- _Task directions_:
Copy every line of the data exactly, leaving nothing out.

- _Provided data_:

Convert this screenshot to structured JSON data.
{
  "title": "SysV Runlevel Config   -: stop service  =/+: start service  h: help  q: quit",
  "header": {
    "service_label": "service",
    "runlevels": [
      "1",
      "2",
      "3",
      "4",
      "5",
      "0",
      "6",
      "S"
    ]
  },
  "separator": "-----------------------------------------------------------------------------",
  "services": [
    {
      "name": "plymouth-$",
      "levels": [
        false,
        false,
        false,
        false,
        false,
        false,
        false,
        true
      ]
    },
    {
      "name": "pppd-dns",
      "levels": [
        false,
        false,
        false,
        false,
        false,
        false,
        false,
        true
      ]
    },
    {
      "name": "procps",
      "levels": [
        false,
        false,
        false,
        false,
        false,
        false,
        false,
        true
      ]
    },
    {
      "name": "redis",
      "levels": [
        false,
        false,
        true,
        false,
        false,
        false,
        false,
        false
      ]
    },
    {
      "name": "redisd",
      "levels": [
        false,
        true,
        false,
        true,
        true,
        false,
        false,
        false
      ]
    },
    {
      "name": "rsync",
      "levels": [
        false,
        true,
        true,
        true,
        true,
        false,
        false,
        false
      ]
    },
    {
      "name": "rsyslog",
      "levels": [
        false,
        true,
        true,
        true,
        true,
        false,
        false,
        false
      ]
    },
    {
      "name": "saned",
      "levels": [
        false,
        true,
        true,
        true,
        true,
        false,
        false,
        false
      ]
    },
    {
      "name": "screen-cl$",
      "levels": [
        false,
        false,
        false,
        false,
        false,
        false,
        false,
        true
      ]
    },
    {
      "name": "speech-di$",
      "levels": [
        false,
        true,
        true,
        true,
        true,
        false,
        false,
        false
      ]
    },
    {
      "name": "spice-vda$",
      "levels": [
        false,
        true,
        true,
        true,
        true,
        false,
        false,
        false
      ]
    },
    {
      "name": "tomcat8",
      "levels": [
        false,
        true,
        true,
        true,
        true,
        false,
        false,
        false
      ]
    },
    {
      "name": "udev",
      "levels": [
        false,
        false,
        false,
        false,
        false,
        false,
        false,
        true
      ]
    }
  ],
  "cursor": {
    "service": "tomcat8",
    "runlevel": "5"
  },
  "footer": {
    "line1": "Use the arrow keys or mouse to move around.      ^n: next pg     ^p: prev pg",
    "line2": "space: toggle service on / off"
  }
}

- _Final result_:
Convert this screenshot to structured JSON data.
{
  "title": "SysV Runlevel Config   -: stop service  =/+: start service  h: help  q: quit",
  "header": {
    "service_label": "service",
    "runlevels": [
      "1",
      "2",
      "3",
      "4",
      "5",
      "0",
      "6",
      "S"
    ]
  },
  "separator": "-----------------------------------------------------------------------------",
  "services": [
    {
      "name": "plymouth-$",
      "levels": [
        false,
        false,
        false,
        false,
        false,
        false,
        false,
        true
      ]
    },
    {
      "name": "pppd-dns",
      "levels": [
        false,
        false,
        false,
        false,
        false,
        false,
        false,
        true
      ]
    },
    {
      "name": "procps",
      "levels": [
        false,
        false,
        false,
        false,
        false,
        false,
        false,
        true
      ]
    },
    {
      "name": "redis",
      "levels": [
        false,
        false,
        true,
        false,
        false,
        false,
        false,
        false
      ]
    },
    {
      "name": "redisd",
      "levels": [
        false,
        true,
        false,
        true,
        true,
        false,
        false,
        false
      ]
    },
    {
      "name": "rsync",
      "levels": [
        false,
        true,
        true,
        true,
        true,
        false,
        false,
        false
      ]
    },
    {
      "name": "rsyslog",
      "levels": [
        false,
        true,
        true,
        true,
        true,
        false,
        false,
        false
      ]
    },
    {
      "name": "saned",
      "levels": [
        false,
        true,
        true,
        true,
        true,
        false,
        false,
        false
      ]
    },
    {
      "name": "screen-cl$",
      "levels": [
        false,
        false,
        false,
        false,
        false,
        false,
        false,
        true
      ]
    },
    {
      "name": "speech-di$",
      "levels": [
        false,
        true,
        true,
        true,
        true,
        false,
        false,
        false
      ]
    },
    {
      "name": "spice-vda$",
      "levels": [
        false,
        true,
        true,
        true,
        true,
        false,
        false,
        false
      ]
    },
    {
      "name": "tomcat8",
      "levels": [
        false,
        true,
        true,
        true,
        true,
        false,
        false,
        false
      ]
    },
    {
      "name": "udev",
      "levels": [
        false,
        false,
        false,
        false,
        false,
        false,
        false,
        true
      ]
    }
  ],
  "cursor": {
    "service": "tomcat8",
    "runlevel": "5"
  },
  "footer": {
    "line1": "Use the arrow keys or mouse to move around.      ^n: next pg     ^p: prev pg",
    "line2": "space: toggle service on / off"
  }
}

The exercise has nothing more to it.